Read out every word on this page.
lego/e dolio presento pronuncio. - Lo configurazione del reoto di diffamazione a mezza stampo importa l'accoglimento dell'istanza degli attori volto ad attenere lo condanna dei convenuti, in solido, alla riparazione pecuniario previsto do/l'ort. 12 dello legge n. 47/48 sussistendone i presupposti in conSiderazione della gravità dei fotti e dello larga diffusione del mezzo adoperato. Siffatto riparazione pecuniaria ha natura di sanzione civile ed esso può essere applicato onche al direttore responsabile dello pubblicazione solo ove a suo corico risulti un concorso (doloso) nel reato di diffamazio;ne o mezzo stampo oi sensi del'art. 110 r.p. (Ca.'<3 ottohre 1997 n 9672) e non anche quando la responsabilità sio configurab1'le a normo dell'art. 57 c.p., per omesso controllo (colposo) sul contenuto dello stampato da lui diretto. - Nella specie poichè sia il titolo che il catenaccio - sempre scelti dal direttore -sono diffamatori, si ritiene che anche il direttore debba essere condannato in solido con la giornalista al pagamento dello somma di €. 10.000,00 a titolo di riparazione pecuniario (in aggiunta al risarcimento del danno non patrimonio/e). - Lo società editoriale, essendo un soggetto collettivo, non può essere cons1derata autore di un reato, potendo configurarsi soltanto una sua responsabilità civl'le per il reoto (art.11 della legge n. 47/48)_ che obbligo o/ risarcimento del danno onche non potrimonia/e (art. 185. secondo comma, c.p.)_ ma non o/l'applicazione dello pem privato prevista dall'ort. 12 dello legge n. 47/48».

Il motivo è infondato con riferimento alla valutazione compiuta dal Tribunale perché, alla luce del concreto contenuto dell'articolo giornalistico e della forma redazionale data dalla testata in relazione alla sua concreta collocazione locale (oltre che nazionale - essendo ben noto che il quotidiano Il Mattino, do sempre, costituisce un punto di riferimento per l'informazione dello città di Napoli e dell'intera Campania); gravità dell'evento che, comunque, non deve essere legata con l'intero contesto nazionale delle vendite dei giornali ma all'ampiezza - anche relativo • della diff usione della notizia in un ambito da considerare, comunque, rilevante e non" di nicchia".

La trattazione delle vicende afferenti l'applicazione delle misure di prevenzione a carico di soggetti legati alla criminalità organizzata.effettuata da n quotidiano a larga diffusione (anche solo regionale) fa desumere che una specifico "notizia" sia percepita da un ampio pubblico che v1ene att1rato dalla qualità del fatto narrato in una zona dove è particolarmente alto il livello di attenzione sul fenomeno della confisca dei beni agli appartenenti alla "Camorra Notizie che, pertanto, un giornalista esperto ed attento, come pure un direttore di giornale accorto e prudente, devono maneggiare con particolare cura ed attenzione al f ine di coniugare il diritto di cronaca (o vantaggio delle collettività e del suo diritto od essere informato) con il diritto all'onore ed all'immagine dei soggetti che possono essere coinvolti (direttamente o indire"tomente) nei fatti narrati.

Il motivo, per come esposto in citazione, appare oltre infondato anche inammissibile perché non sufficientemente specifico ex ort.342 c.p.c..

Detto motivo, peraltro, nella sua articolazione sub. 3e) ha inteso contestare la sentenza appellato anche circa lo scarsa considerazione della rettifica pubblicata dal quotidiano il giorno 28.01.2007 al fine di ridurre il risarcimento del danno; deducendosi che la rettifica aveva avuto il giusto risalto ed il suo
=====
* [EXERCISE]: Find the lines above holding the word "come" and show them.

* [RESULT]:
La trattazione delle vicende afferenti l'applicazione delle misure di prevenzione a carico di soggetti legati alla criminalità organizzata.effettuata da n quotidiano a larga diffusione (anche solo regionale) fa desumere che una specifico "notizia" sia percepita da un ampio pubblico che v1ene att1rato dalla qualità del fatto narrato in una zona dove è particolarmente alto il livello di attenzione sul fenomeno della confisca dei beni agli appartenenti alla "Camorra Notizie che, pertanto, un giornalista esperto ed attento, come pure un direttore di giornale accorto e prudente, devono maneggiare con particolare cura ed attenzione al f ine di coniugare il diritto di cronaca (o vantaggio delle collettività e del suo diritto od essere informato) con il diritto all'onore ed all'immagine dei soggetti che possono essere coinvolti (direttamente o indire"tomente) nei fatti narrati.
Il motivo, per come esposto in citazione, appare oltre infondato anche inammissibile perché non sufficientemente specifico ex ort.342 c.p.c..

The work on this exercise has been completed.